--- Start Provided data ---

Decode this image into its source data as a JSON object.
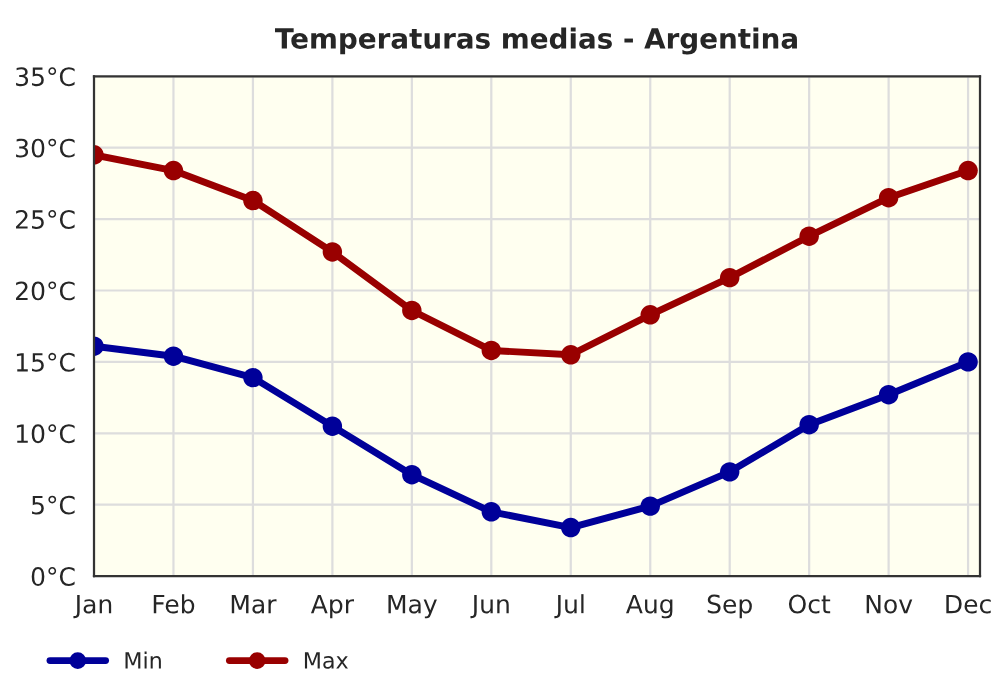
{
  "chart_data": {
    "type": "line",
    "title": "Temperaturas medias - Argentina",
    "categories": [
      "Jan",
      "Feb",
      "Mar",
      "Apr",
      "May",
      "Jun",
      "Jul",
      "Aug",
      "Sep",
      "Oct",
      "Nov",
      "Dec"
    ],
    "series": [
      {
        "name": "Min",
        "color": "#000099",
        "values": [
          16.1,
          15.4,
          13.9,
          10.5,
          7.1,
          4.5,
          3.4,
          4.9,
          7.3,
          10.6,
          12.7,
          15.0
        ]
      },
      {
        "name": "Max",
        "color": "#990000",
        "values": [
          29.5,
          28.4,
          26.3,
          22.7,
          18.6,
          15.8,
          15.5,
          18.3,
          20.9,
          23.8,
          26.5,
          28.4
        ]
      }
    ],
    "ylim": [
      0,
      35
    ],
    "yticks": [
      {
        "value": 0,
        "label": "0°C"
      },
      {
        "value": 5,
        "label": "5°C"
      },
      {
        "value": 10,
        "label": "10°C"
      },
      {
        "value": 15,
        "label": "15°C"
      },
      {
        "value": 20,
        "label": "20°C"
      },
      {
        "value": 25,
        "label": "25°C"
      },
      {
        "value": 30,
        "label": "30°C"
      },
      {
        "value": 35,
        "label": "35°C"
      }
    ],
    "grid": true,
    "legend": "bottom left",
    "marker": "circle",
    "line_style": "solid"
  }
}
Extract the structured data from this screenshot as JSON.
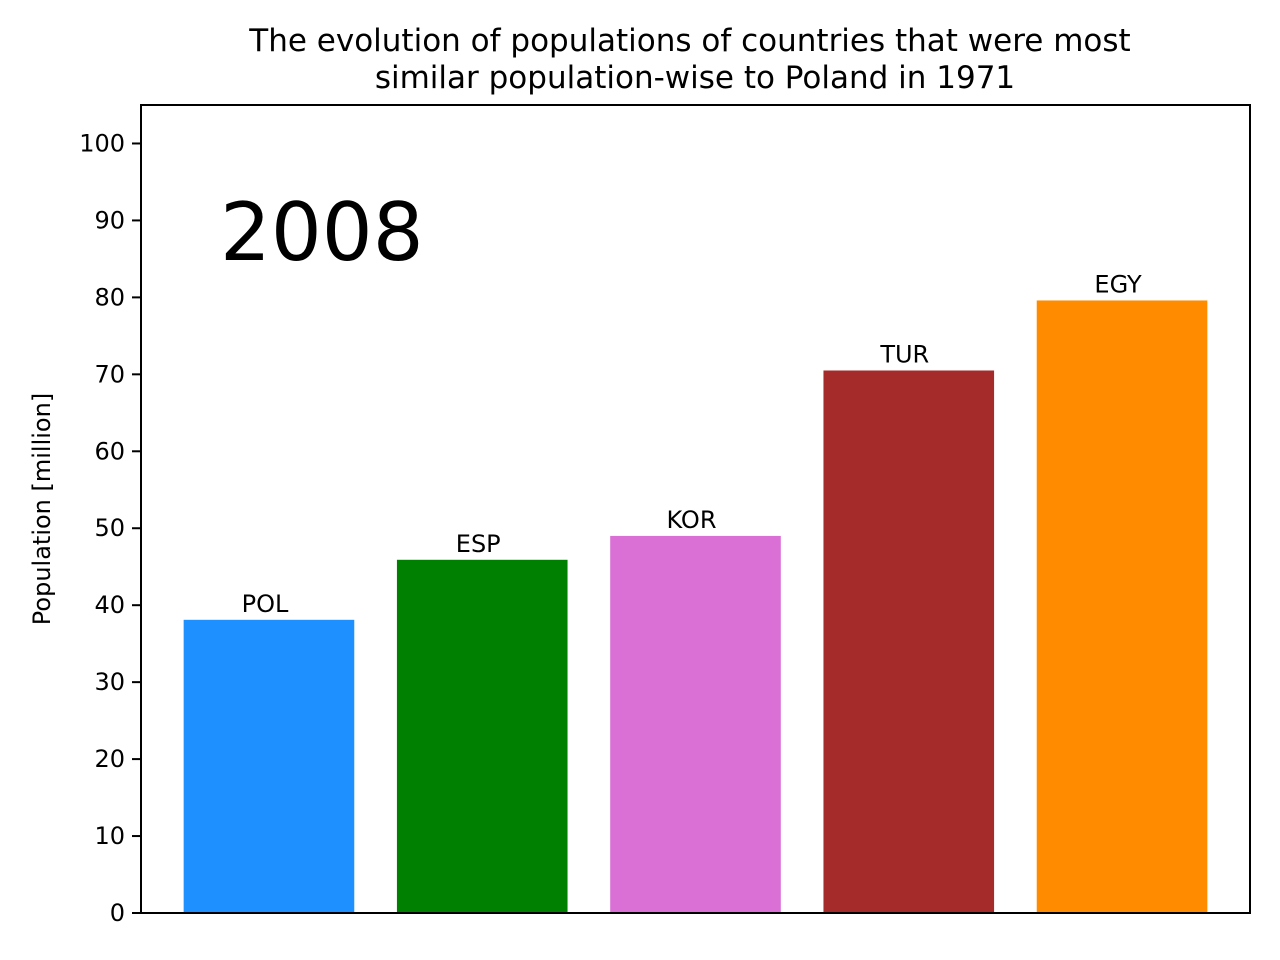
{
  "chart_data": {
    "type": "bar",
    "title_lines": [
      "The evolution of populations of countries that were most",
      "similar population-wise to Poland in 1971"
    ],
    "ylabel": "Population [million]",
    "xlabel": "",
    "annotation": "2008",
    "ylim": [
      0,
      105
    ],
    "yticks": [
      0,
      10,
      20,
      30,
      40,
      50,
      60,
      70,
      80,
      90,
      100
    ],
    "grid": false,
    "categories": [
      "POL",
      "ESP",
      "KOR",
      "TUR",
      "EGY"
    ],
    "values": [
      38.1,
      45.9,
      49.0,
      70.5,
      79.6
    ],
    "colors": [
      "#1e90ff",
      "#008000",
      "#da70d6",
      "#a52a2a",
      "#ff8c00"
    ]
  }
}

--- End Provided data ---

- What is being asked -
Every line above should be repeated exactly; pictures stay out of the copy.

- Task output -
Decode this image into its source data as a JSON object.
{
  "chart_data": {
    "type": "line",
    "title": "Temperaturas medias - Argentina",
    "categories": [
      "Jan",
      "Feb",
      "Mar",
      "Apr",
      "May",
      "Jun",
      "Jul",
      "Aug",
      "Sep",
      "Oct",
      "Nov",
      "Dec"
    ],
    "series": [
      {
        "name": "Min",
        "color": "#000099",
        "values": [
          16.1,
          15.4,
          13.9,
          10.5,
          7.1,
          4.5,
          3.4,
          4.9,
          7.3,
          10.6,
          12.7,
          15.0
        ]
      },
      {
        "name": "Max",
        "color": "#990000",
        "values": [
          29.5,
          28.4,
          26.3,
          22.7,
          18.6,
          15.8,
          15.5,
          18.3,
          20.9,
          23.8,
          26.5,
          28.4
        ]
      }
    ],
    "ylim": [
      0,
      35
    ],
    "yticks": [
      {
        "value": 0,
        "label": "0°C"
      },
      {
        "value": 5,
        "label": "5°C"
      },
      {
        "value": 10,
        "label": "10°C"
      },
      {
        "value": 15,
        "label": "15°C"
      },
      {
        "value": 20,
        "label": "20°C"
      },
      {
        "value": 25,
        "label": "25°C"
      },
      {
        "value": 30,
        "label": "30°C"
      },
      {
        "value": 35,
        "label": "35°C"
      }
    ],
    "grid": true,
    "legend": "bottom left",
    "marker": "circle",
    "line_style": "solid"
  }
}
Extract the structured data from this screenshot as JSON.
{
  "chart_data": {
    "type": "bar",
    "title_lines": [
      "The evolution of populations of countries that were most",
      "similar population-wise to Poland in 1971"
    ],
    "ylabel": "Population [million]",
    "xlabel": "",
    "annotation": "2008",
    "ylim": [
      0,
      105
    ],
    "yticks": [
      0,
      10,
      20,
      30,
      40,
      50,
      60,
      70,
      80,
      90,
      100
    ],
    "grid": false,
    "categories": [
      "POL",
      "ESP",
      "KOR",
      "TUR",
      "EGY"
    ],
    "values": [
      38.1,
      45.9,
      49.0,
      70.5,
      79.6
    ],
    "colors": [
      "#1e90ff",
      "#008000",
      "#da70d6",
      "#a52a2a",
      "#ff8c00"
    ]
  }
}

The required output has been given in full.